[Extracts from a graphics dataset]
________________________

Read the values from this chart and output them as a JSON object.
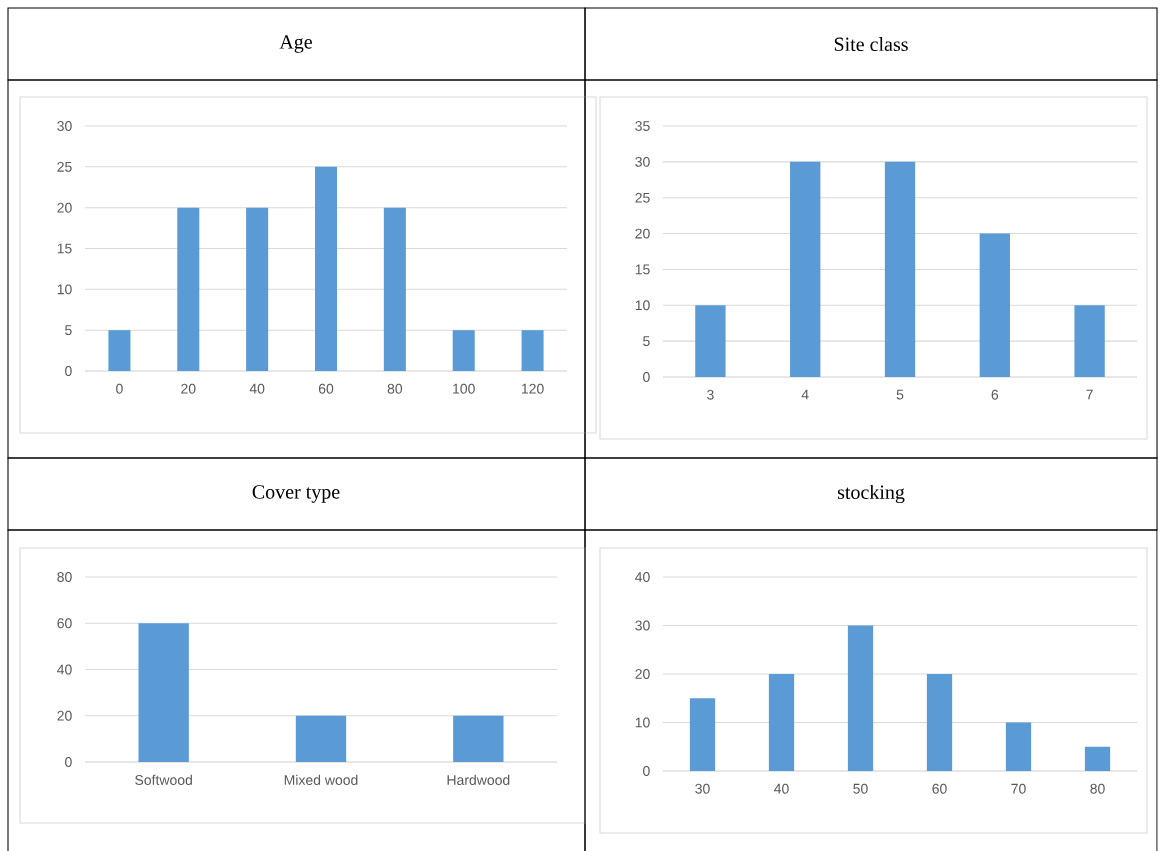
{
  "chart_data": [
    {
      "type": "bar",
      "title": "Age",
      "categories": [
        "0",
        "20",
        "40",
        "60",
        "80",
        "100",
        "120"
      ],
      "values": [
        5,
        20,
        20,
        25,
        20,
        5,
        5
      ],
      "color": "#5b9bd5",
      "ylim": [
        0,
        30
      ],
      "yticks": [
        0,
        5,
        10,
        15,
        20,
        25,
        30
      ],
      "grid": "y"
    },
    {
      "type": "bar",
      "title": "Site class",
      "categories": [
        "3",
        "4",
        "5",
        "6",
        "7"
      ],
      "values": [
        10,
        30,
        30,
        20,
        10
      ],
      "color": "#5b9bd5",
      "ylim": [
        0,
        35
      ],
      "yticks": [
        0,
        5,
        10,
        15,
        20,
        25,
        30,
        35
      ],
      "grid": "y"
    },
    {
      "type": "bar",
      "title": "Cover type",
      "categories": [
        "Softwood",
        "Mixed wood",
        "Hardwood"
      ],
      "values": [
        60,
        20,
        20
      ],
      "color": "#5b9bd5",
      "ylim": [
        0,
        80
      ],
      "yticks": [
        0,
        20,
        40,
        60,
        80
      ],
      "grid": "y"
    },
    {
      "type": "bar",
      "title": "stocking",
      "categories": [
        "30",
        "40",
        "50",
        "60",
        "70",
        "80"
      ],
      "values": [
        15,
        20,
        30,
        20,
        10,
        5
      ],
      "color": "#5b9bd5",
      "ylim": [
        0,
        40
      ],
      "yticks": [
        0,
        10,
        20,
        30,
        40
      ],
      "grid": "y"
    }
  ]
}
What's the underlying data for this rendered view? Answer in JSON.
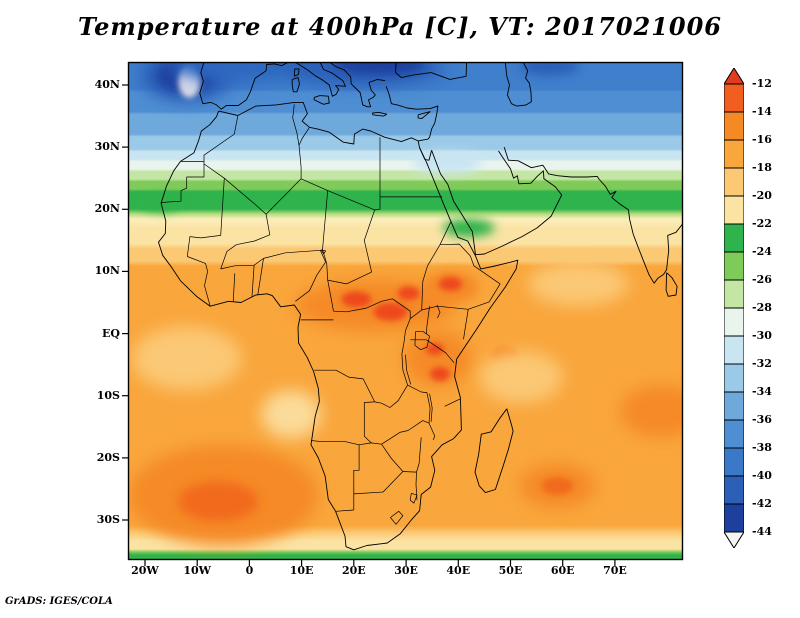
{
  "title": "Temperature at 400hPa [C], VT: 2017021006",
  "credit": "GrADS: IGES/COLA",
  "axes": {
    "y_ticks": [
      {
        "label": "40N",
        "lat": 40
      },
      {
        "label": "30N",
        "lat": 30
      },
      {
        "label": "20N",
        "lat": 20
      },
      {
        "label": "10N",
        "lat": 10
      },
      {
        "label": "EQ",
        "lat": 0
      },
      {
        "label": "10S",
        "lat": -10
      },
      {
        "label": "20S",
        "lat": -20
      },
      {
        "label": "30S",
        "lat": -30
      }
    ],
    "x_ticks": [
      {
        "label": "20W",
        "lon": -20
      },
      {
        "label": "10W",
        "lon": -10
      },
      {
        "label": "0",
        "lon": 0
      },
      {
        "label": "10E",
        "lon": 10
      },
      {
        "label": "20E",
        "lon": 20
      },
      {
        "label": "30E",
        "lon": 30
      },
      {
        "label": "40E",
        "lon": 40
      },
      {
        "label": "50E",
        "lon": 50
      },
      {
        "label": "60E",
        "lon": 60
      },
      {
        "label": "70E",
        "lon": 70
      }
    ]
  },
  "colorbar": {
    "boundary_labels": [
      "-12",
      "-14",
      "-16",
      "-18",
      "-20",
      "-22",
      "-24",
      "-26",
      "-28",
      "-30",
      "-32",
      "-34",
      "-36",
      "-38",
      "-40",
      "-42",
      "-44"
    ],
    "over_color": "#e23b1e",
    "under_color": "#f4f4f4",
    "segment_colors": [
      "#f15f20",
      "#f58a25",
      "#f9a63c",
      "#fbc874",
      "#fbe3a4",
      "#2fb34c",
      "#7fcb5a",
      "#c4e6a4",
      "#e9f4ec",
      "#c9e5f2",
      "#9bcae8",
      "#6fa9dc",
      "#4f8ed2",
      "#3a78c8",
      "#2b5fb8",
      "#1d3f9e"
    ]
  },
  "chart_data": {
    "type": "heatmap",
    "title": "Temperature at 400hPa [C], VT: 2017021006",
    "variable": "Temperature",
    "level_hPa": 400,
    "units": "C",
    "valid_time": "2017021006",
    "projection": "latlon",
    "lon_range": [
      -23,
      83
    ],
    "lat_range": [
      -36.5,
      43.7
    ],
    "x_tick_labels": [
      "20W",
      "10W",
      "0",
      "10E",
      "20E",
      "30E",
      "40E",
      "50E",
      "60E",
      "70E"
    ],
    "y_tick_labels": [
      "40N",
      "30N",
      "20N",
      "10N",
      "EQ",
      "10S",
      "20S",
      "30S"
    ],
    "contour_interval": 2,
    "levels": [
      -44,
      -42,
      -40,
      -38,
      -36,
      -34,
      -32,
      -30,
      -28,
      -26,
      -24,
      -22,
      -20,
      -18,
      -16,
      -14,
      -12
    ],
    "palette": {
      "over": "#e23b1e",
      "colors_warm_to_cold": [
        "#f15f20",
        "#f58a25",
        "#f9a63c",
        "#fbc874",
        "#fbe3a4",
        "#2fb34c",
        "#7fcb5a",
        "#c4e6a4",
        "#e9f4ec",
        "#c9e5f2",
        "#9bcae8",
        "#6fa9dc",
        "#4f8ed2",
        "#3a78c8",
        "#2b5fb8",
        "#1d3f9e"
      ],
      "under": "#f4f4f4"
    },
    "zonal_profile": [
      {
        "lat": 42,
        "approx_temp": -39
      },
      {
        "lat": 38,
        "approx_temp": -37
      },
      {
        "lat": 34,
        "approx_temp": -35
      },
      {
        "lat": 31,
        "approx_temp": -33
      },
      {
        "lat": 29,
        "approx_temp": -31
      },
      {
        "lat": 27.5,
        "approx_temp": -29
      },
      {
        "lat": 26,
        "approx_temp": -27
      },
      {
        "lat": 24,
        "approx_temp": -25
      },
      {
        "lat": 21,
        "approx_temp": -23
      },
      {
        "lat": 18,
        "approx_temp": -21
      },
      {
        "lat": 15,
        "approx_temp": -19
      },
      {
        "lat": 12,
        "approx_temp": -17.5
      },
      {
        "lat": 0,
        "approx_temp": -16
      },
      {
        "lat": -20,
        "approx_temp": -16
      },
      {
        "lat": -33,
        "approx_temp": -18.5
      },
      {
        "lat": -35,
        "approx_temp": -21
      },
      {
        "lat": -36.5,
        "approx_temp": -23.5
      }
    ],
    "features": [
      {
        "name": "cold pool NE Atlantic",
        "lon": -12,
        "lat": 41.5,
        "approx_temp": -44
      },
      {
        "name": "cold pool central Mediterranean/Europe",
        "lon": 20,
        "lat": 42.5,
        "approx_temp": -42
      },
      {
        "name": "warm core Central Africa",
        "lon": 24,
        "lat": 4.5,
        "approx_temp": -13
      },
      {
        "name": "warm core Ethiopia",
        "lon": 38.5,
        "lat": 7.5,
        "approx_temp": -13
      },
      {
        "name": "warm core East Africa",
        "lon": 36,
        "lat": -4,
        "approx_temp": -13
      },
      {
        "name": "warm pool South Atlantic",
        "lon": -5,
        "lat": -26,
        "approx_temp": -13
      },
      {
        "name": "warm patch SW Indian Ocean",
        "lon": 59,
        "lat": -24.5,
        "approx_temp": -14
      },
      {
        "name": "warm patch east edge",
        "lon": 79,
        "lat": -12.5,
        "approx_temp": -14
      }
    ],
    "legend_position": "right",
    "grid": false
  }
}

________________________

Given request
Pictures stay out of the copy; please restate every record above exactly.

Output
Read the values from this chart and output them as a JSON object.
{
  "chart_data": [
    {
      "type": "bar",
      "title": "Age",
      "categories": [
        "0",
        "20",
        "40",
        "60",
        "80",
        "100",
        "120"
      ],
      "values": [
        5,
        20,
        20,
        25,
        20,
        5,
        5
      ],
      "color": "#5b9bd5",
      "ylim": [
        0,
        30
      ],
      "yticks": [
        0,
        5,
        10,
        15,
        20,
        25,
        30
      ],
      "grid": "y"
    },
    {
      "type": "bar",
      "title": "Site class",
      "categories": [
        "3",
        "4",
        "5",
        "6",
        "7"
      ],
      "values": [
        10,
        30,
        30,
        20,
        10
      ],
      "color": "#5b9bd5",
      "ylim": [
        0,
        35
      ],
      "yticks": [
        0,
        5,
        10,
        15,
        20,
        25,
        30,
        35
      ],
      "grid": "y"
    },
    {
      "type": "bar",
      "title": "Cover type",
      "categories": [
        "Softwood",
        "Mixed wood",
        "Hardwood"
      ],
      "values": [
        60,
        20,
        20
      ],
      "color": "#5b9bd5",
      "ylim": [
        0,
        80
      ],
      "yticks": [
        0,
        20,
        40,
        60,
        80
      ],
      "grid": "y"
    },
    {
      "type": "bar",
      "title": "stocking",
      "categories": [
        "30",
        "40",
        "50",
        "60",
        "70",
        "80"
      ],
      "values": [
        15,
        20,
        30,
        20,
        10,
        5
      ],
      "color": "#5b9bd5",
      "ylim": [
        0,
        40
      ],
      "yticks": [
        0,
        10,
        20,
        30,
        40
      ],
      "grid": "y"
    }
  ]
}
What's the underlying data for this rendered view? Answer in JSON.
{
  "title": "Temperature at 400hPa [C], VT: 2017021006",
  "credit": "GrADS: IGES/COLA",
  "axes": {
    "y_ticks": [
      {
        "label": "40N",
        "lat": 40
      },
      {
        "label": "30N",
        "lat": 30
      },
      {
        "label": "20N",
        "lat": 20
      },
      {
        "label": "10N",
        "lat": 10
      },
      {
        "label": "EQ",
        "lat": 0
      },
      {
        "label": "10S",
        "lat": -10
      },
      {
        "label": "20S",
        "lat": -20
      },
      {
        "label": "30S",
        "lat": -30
      }
    ],
    "x_ticks": [
      {
        "label": "20W",
        "lon": -20
      },
      {
        "label": "10W",
        "lon": -10
      },
      {
        "label": "0",
        "lon": 0
      },
      {
        "label": "10E",
        "lon": 10
      },
      {
        "label": "20E",
        "lon": 20
      },
      {
        "label": "30E",
        "lon": 30
      },
      {
        "label": "40E",
        "lon": 40
      },
      {
        "label": "50E",
        "lon": 50
      },
      {
        "label": "60E",
        "lon": 60
      },
      {
        "label": "70E",
        "lon": 70
      }
    ]
  },
  "colorbar": {
    "boundary_labels": [
      "-12",
      "-14",
      "-16",
      "-18",
      "-20",
      "-22",
      "-24",
      "-26",
      "-28",
      "-30",
      "-32",
      "-34",
      "-36",
      "-38",
      "-40",
      "-42",
      "-44"
    ],
    "over_color": "#e23b1e",
    "under_color": "#f4f4f4",
    "segment_colors": [
      "#f15f20",
      "#f58a25",
      "#f9a63c",
      "#fbc874",
      "#fbe3a4",
      "#2fb34c",
      "#7fcb5a",
      "#c4e6a4",
      "#e9f4ec",
      "#c9e5f2",
      "#9bcae8",
      "#6fa9dc",
      "#4f8ed2",
      "#3a78c8",
      "#2b5fb8",
      "#1d3f9e"
    ]
  },
  "chart_data": {
    "type": "heatmap",
    "title": "Temperature at 400hPa [C], VT: 2017021006",
    "variable": "Temperature",
    "level_hPa": 400,
    "units": "C",
    "valid_time": "2017021006",
    "projection": "latlon",
    "lon_range": [
      -23,
      83
    ],
    "lat_range": [
      -36.5,
      43.7
    ],
    "x_tick_labels": [
      "20W",
      "10W",
      "0",
      "10E",
      "20E",
      "30E",
      "40E",
      "50E",
      "60E",
      "70E"
    ],
    "y_tick_labels": [
      "40N",
      "30N",
      "20N",
      "10N",
      "EQ",
      "10S",
      "20S",
      "30S"
    ],
    "contour_interval": 2,
    "levels": [
      -44,
      -42,
      -40,
      -38,
      -36,
      -34,
      -32,
      -30,
      -28,
      -26,
      -24,
      -22,
      -20,
      -18,
      -16,
      -14,
      -12
    ],
    "palette": {
      "over": "#e23b1e",
      "colors_warm_to_cold": [
        "#f15f20",
        "#f58a25",
        "#f9a63c",
        "#fbc874",
        "#fbe3a4",
        "#2fb34c",
        "#7fcb5a",
        "#c4e6a4",
        "#e9f4ec",
        "#c9e5f2",
        "#9bcae8",
        "#6fa9dc",
        "#4f8ed2",
        "#3a78c8",
        "#2b5fb8",
        "#1d3f9e"
      ],
      "under": "#f4f4f4"
    },
    "zonal_profile": [
      {
        "lat": 42,
        "approx_temp": -39
      },
      {
        "lat": 38,
        "approx_temp": -37
      },
      {
        "lat": 34,
        "approx_temp": -35
      },
      {
        "lat": 31,
        "approx_temp": -33
      },
      {
        "lat": 29,
        "approx_temp": -31
      },
      {
        "lat": 27.5,
        "approx_temp": -29
      },
      {
        "lat": 26,
        "approx_temp": -27
      },
      {
        "lat": 24,
        "approx_temp": -25
      },
      {
        "lat": 21,
        "approx_temp": -23
      },
      {
        "lat": 18,
        "approx_temp": -21
      },
      {
        "lat": 15,
        "approx_temp": -19
      },
      {
        "lat": 12,
        "approx_temp": -17.5
      },
      {
        "lat": 0,
        "approx_temp": -16
      },
      {
        "lat": -20,
        "approx_temp": -16
      },
      {
        "lat": -33,
        "approx_temp": -18.5
      },
      {
        "lat": -35,
        "approx_temp": -21
      },
      {
        "lat": -36.5,
        "approx_temp": -23.5
      }
    ],
    "features": [
      {
        "name": "cold pool NE Atlantic",
        "lon": -12,
        "lat": 41.5,
        "approx_temp": -44
      },
      {
        "name": "cold pool central Mediterranean/Europe",
        "lon": 20,
        "lat": 42.5,
        "approx_temp": -42
      },
      {
        "name": "warm core Central Africa",
        "lon": 24,
        "lat": 4.5,
        "approx_temp": -13
      },
      {
        "name": "warm core Ethiopia",
        "lon": 38.5,
        "lat": 7.5,
        "approx_temp": -13
      },
      {
        "name": "warm core East Africa",
        "lon": 36,
        "lat": -4,
        "approx_temp": -13
      },
      {
        "name": "warm pool South Atlantic",
        "lon": -5,
        "lat": -26,
        "approx_temp": -13
      },
      {
        "name": "warm patch SW Indian Ocean",
        "lon": 59,
        "lat": -24.5,
        "approx_temp": -14
      },
      {
        "name": "warm patch east edge",
        "lon": 79,
        "lat": -12.5,
        "approx_temp": -14
      }
    ],
    "legend_position": "right",
    "grid": false
  }
}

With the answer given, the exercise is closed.